→ WRITTEN EXERCISE
Transcribe the entries exactly; images are not part of the copy.

── MATERIAL SHOWN

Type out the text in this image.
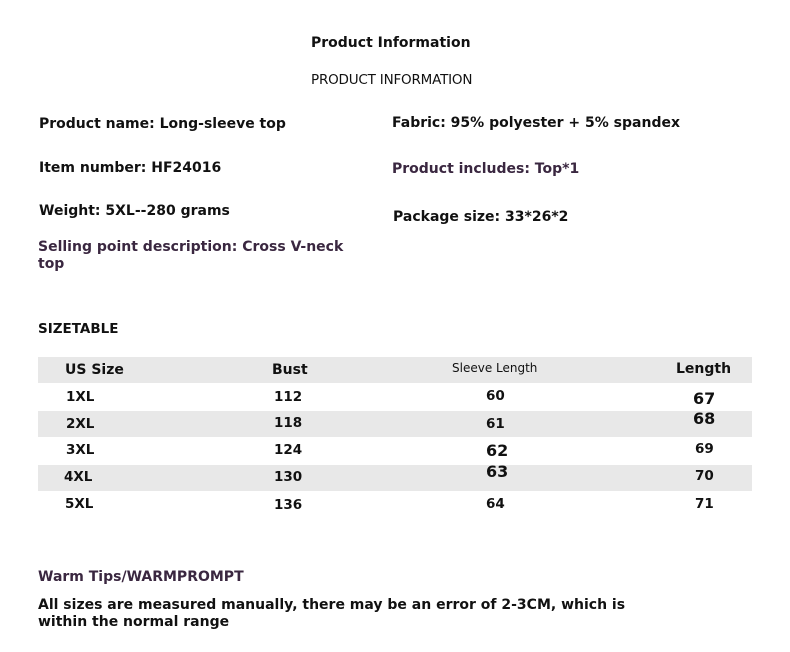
Product Information
PRODUCT INFORMATION
Product name: Long-sleeve top	Fabric: 95% polyester + 5% spandex
Item number: HF24016	Product includes: Top*1
Weight: 5XL--280 grams	Package size: 33*26*2
Selling point description: Cross V-neck
top
SIZETABLE
US Size	Bust	Sleeve Length	Length
1XL	112	60	67
2XL	118	61	68
3XL	124	62	69
4XL	130	63	70
5XL	136	64	71
Warm Tips/WARMPROMPT
All sizes are measured manually, there may be an error of 2-3CM, which is within the normal range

────

→ IN RESPONSE
Type out the text in this image.
Product Information
PRODUCT INFORMATION
Product name: Long-sleeve top	Fabric: 95% polyester + 5% spandex
Item number: HF24016	Product includes: Top*1
Weight: 5XL--280 grams	Package size: 33*26*2
Selling point description: Cross V-neck
top
SIZETABLE
US Size	Bust	Sleeve Length	Length
1XL	112	60	67
2XL	118	61	68
3XL	124	62	69
4XL	130	63	70
5XL	136	64	71
Warm Tips/WARMPROMPT
All sizes are measured manually, there may be an error of 2-3CM, which is within the normal range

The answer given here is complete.